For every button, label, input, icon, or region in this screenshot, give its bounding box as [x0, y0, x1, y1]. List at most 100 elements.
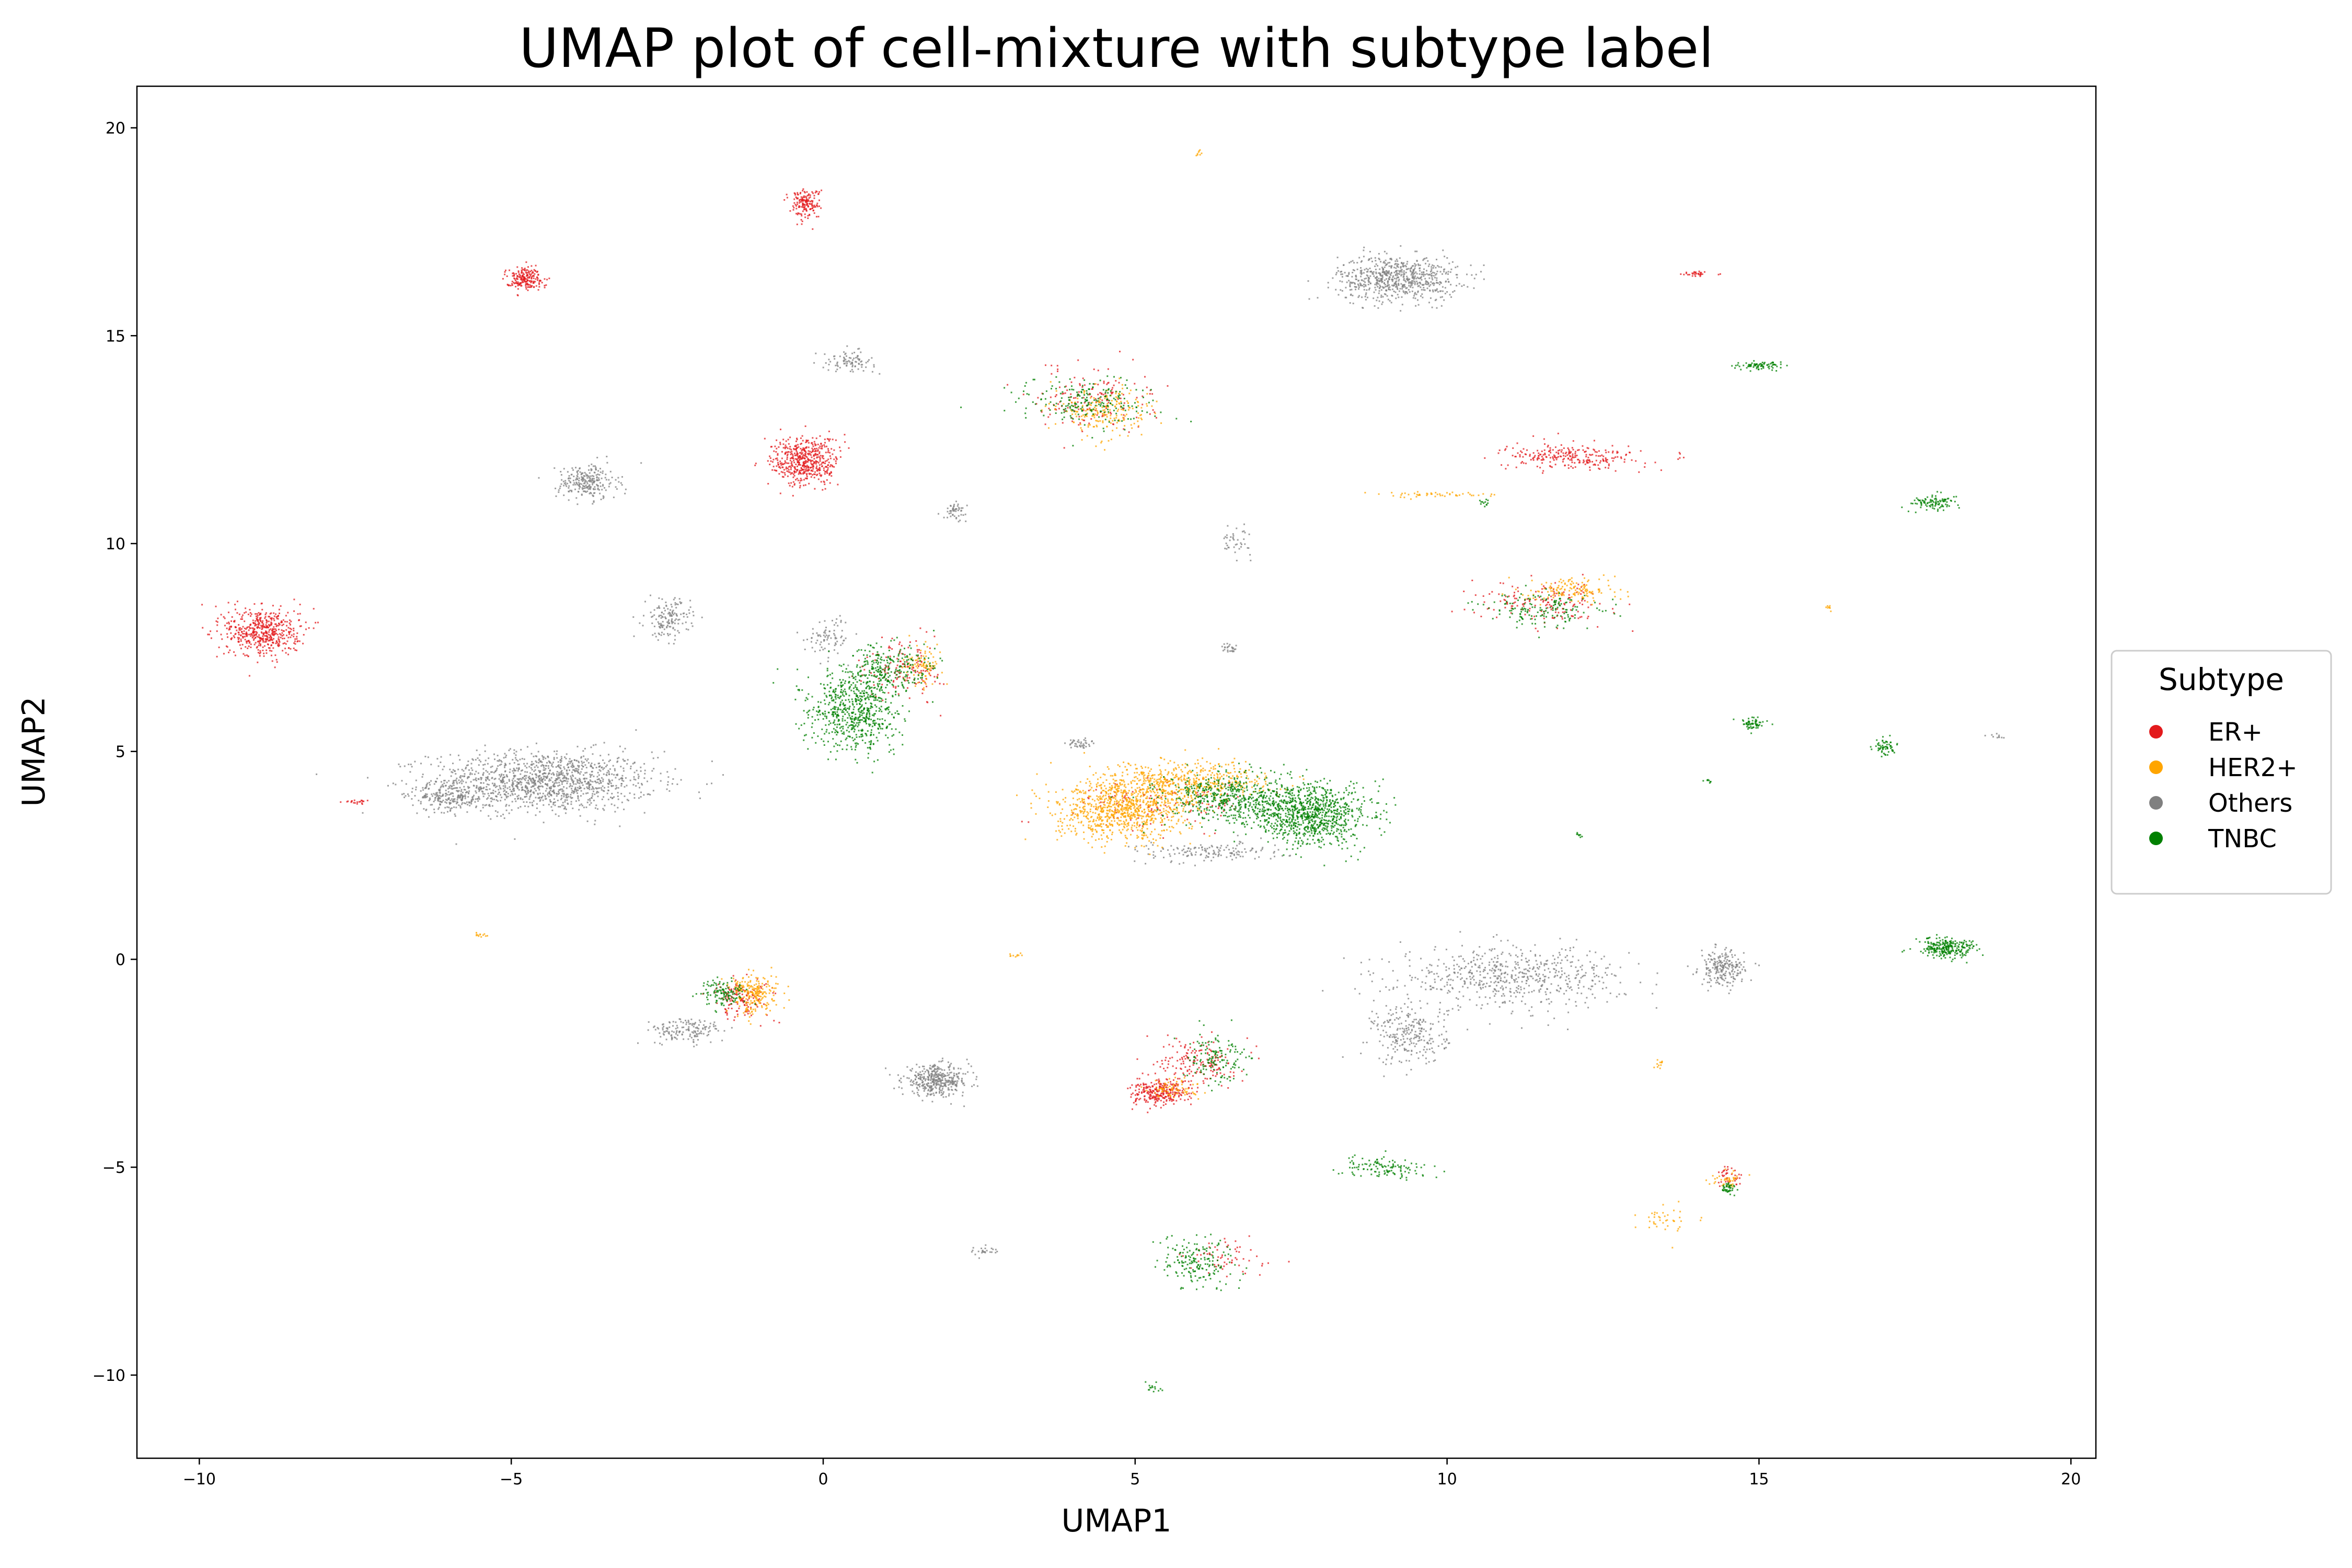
data-point	[1406, 292, 1409, 294]
data-point	[1365, 298, 1367, 301]
data-point	[1395, 1039, 1397, 1041]
data-point	[1394, 1019, 1396, 1021]
data-point	[564, 812, 567, 814]
data-point	[1569, 947, 1571, 949]
data-point	[275, 629, 277, 631]
data-point	[938, 1068, 940, 1070]
data-point	[1384, 262, 1386, 264]
data-point	[1566, 955, 1568, 956]
data-point	[437, 765, 440, 767]
data-point	[670, 626, 672, 628]
data-point	[946, 1081, 948, 1083]
data-point	[640, 796, 642, 798]
data-point	[926, 1083, 928, 1085]
data-point	[1349, 281, 1351, 283]
data-point	[562, 772, 564, 774]
data-point	[1741, 969, 1743, 971]
data-point	[1399, 1060, 1400, 1063]
data-point	[533, 778, 535, 780]
data-point	[682, 613, 684, 615]
data-point	[543, 804, 545, 806]
data-point	[262, 626, 264, 628]
data-point	[496, 767, 498, 769]
data-point	[1424, 278, 1426, 280]
data-point	[622, 758, 624, 760]
data-point	[1341, 273, 1343, 275]
data-point	[695, 1035, 697, 1037]
data-point	[935, 1087, 937, 1089]
data-point	[464, 802, 465, 804]
data-point	[560, 773, 562, 775]
data-point	[1390, 265, 1392, 267]
data-point	[497, 793, 499, 795]
data-point	[714, 1025, 717, 1027]
cluster	[316, 729, 724, 845]
data-point	[846, 363, 848, 365]
data-point	[1080, 741, 1082, 743]
data-point	[575, 479, 577, 481]
data-point	[938, 1083, 940, 1085]
data-point	[1224, 649, 1226, 651]
data-point	[610, 785, 613, 787]
data-point	[1332, 277, 1334, 279]
data-point	[1236, 560, 1238, 561]
data-point	[1429, 297, 1432, 299]
data-point	[578, 477, 580, 479]
data-point	[1368, 289, 1370, 291]
data-point	[597, 477, 599, 479]
data-point	[1544, 969, 1546, 971]
data-point	[476, 779, 477, 781]
data-point	[1413, 1019, 1415, 1021]
data-point	[1739, 971, 1742, 973]
data-point	[1483, 278, 1485, 280]
data-point	[1399, 1045, 1401, 1047]
data-point	[827, 637, 829, 639]
data-point	[597, 808, 598, 810]
data-point	[1353, 262, 1355, 264]
data-point	[581, 782, 583, 784]
data-point	[1476, 970, 1478, 972]
data-point	[1362, 1042, 1364, 1044]
data-point	[563, 795, 565, 798]
data-point	[1089, 745, 1091, 747]
data-point	[1345, 296, 1347, 298]
data-point	[957, 503, 959, 505]
data-point	[937, 1073, 939, 1075]
data-point	[1364, 296, 1366, 297]
data-point	[513, 772, 514, 774]
data-point	[513, 770, 515, 772]
data-point	[1433, 987, 1435, 989]
data-point	[1419, 1030, 1421, 1032]
data-point	[1536, 963, 1538, 965]
data-point	[1386, 1034, 1388, 1036]
data-point	[579, 804, 581, 806]
data-point	[1411, 280, 1413, 282]
data-point	[440, 795, 442, 798]
data-point	[543, 767, 545, 769]
data-point	[934, 1086, 936, 1088]
data-point	[824, 632, 826, 634]
data-point	[1491, 970, 1493, 972]
data-point	[527, 782, 529, 785]
data-point	[1404, 264, 1406, 267]
data-point	[1378, 292, 1380, 294]
data-point	[949, 1077, 951, 1079]
data-point	[1381, 271, 1383, 273]
data-point	[246, 631, 247, 633]
data-point	[675, 1028, 677, 1030]
data-point	[1723, 979, 1725, 982]
data-point	[1509, 954, 1512, 956]
data-point	[1414, 1031, 1416, 1033]
data-point	[1594, 983, 1596, 985]
data-point	[559, 487, 561, 489]
data-point	[1593, 973, 1595, 975]
data-point	[964, 1073, 966, 1075]
data-point	[1183, 848, 1184, 850]
data-point	[943, 1074, 946, 1076]
data-point	[584, 777, 586, 779]
data-point	[535, 773, 537, 775]
data-point	[688, 1021, 689, 1023]
data-point	[535, 742, 537, 744]
data-point	[238, 629, 240, 631]
data-point	[1440, 266, 1442, 268]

________

■ **SHORT PROBLEM**:
Reproduce all of the data above line for line without changing anything. Leave out the pictures.

■ **WRITTEN ANSWER**:
For every button, label, input, icon, or region in this screenshot, give its bounding box as [x0, y0, x1, y1]. List at most 100 elements.
data-point	[1406, 292, 1409, 294]
data-point	[1365, 298, 1367, 301]
data-point	[1395, 1039, 1397, 1041]
data-point	[1394, 1019, 1396, 1021]
data-point	[564, 812, 567, 814]
data-point	[1569, 947, 1571, 949]
data-point	[275, 629, 277, 631]
data-point	[938, 1068, 940, 1070]
data-point	[1384, 262, 1386, 264]
data-point	[1566, 955, 1568, 956]
data-point	[437, 765, 440, 767]
data-point	[670, 626, 672, 628]
data-point	[946, 1081, 948, 1083]
data-point	[640, 796, 642, 798]
data-point	[926, 1083, 928, 1085]
data-point	[1349, 281, 1351, 283]
data-point	[562, 772, 564, 774]
data-point	[1741, 969, 1743, 971]
data-point	[1399, 1060, 1400, 1063]
data-point	[533, 778, 535, 780]
data-point	[682, 613, 684, 615]
data-point	[543, 804, 545, 806]
data-point	[262, 626, 264, 628]
data-point	[496, 767, 498, 769]
data-point	[1424, 278, 1426, 280]
data-point	[622, 758, 624, 760]
data-point	[1341, 273, 1343, 275]
data-point	[695, 1035, 697, 1037]
data-point	[935, 1087, 937, 1089]
data-point	[464, 802, 465, 804]
data-point	[560, 773, 562, 775]
data-point	[1390, 265, 1392, 267]
data-point	[497, 793, 499, 795]
data-point	[714, 1025, 717, 1027]
cluster	[316, 729, 724, 845]
data-point	[846, 363, 848, 365]
data-point	[1080, 741, 1082, 743]
data-point	[575, 479, 577, 481]
data-point	[938, 1083, 940, 1085]
data-point	[1224, 649, 1226, 651]
data-point	[610, 785, 613, 787]
data-point	[1332, 277, 1334, 279]
data-point	[1236, 560, 1238, 561]
data-point	[1429, 297, 1432, 299]
data-point	[578, 477, 580, 479]
data-point	[1368, 289, 1370, 291]
data-point	[597, 477, 599, 479]
data-point	[1544, 969, 1546, 971]
data-point	[476, 779, 477, 781]
data-point	[1413, 1019, 1415, 1021]
data-point	[1739, 971, 1742, 973]
data-point	[1483, 278, 1485, 280]
data-point	[1399, 1045, 1401, 1047]
data-point	[827, 637, 829, 639]
data-point	[597, 808, 598, 810]
data-point	[1353, 262, 1355, 264]
data-point	[581, 782, 583, 784]
data-point	[1476, 970, 1478, 972]
data-point	[1362, 1042, 1364, 1044]
data-point	[563, 795, 565, 798]
data-point	[1089, 745, 1091, 747]
data-point	[1345, 296, 1347, 298]
data-point	[957, 503, 959, 505]
data-point	[937, 1073, 939, 1075]
data-point	[1364, 296, 1366, 297]
data-point	[513, 772, 514, 774]
data-point	[513, 770, 515, 772]
data-point	[1433, 987, 1435, 989]
data-point	[1419, 1030, 1421, 1032]
data-point	[1536, 963, 1538, 965]
data-point	[1386, 1034, 1388, 1036]
data-point	[579, 804, 581, 806]
data-point	[1411, 280, 1413, 282]
data-point	[440, 795, 442, 798]
data-point	[543, 767, 545, 769]
data-point	[934, 1086, 936, 1088]
data-point	[824, 632, 826, 634]
data-point	[1491, 970, 1493, 972]
data-point	[527, 782, 529, 785]
data-point	[1404, 264, 1406, 267]
data-point	[1378, 292, 1380, 294]
data-point	[949, 1077, 951, 1079]
data-point	[1381, 271, 1383, 273]
data-point	[246, 631, 247, 633]
data-point	[675, 1028, 677, 1030]
data-point	[1723, 979, 1725, 982]
data-point	[1509, 954, 1512, 956]
data-point	[1414, 1031, 1416, 1033]
data-point	[1594, 983, 1596, 985]
data-point	[559, 487, 561, 489]
data-point	[1593, 973, 1595, 975]
data-point	[964, 1073, 966, 1075]
data-point	[1183, 848, 1184, 850]
data-point	[943, 1074, 946, 1076]
data-point	[584, 777, 586, 779]
data-point	[535, 773, 537, 775]
data-point	[688, 1021, 689, 1023]
data-point	[535, 742, 537, 744]
data-point	[238, 629, 240, 631]
data-point	[1440, 266, 1442, 268]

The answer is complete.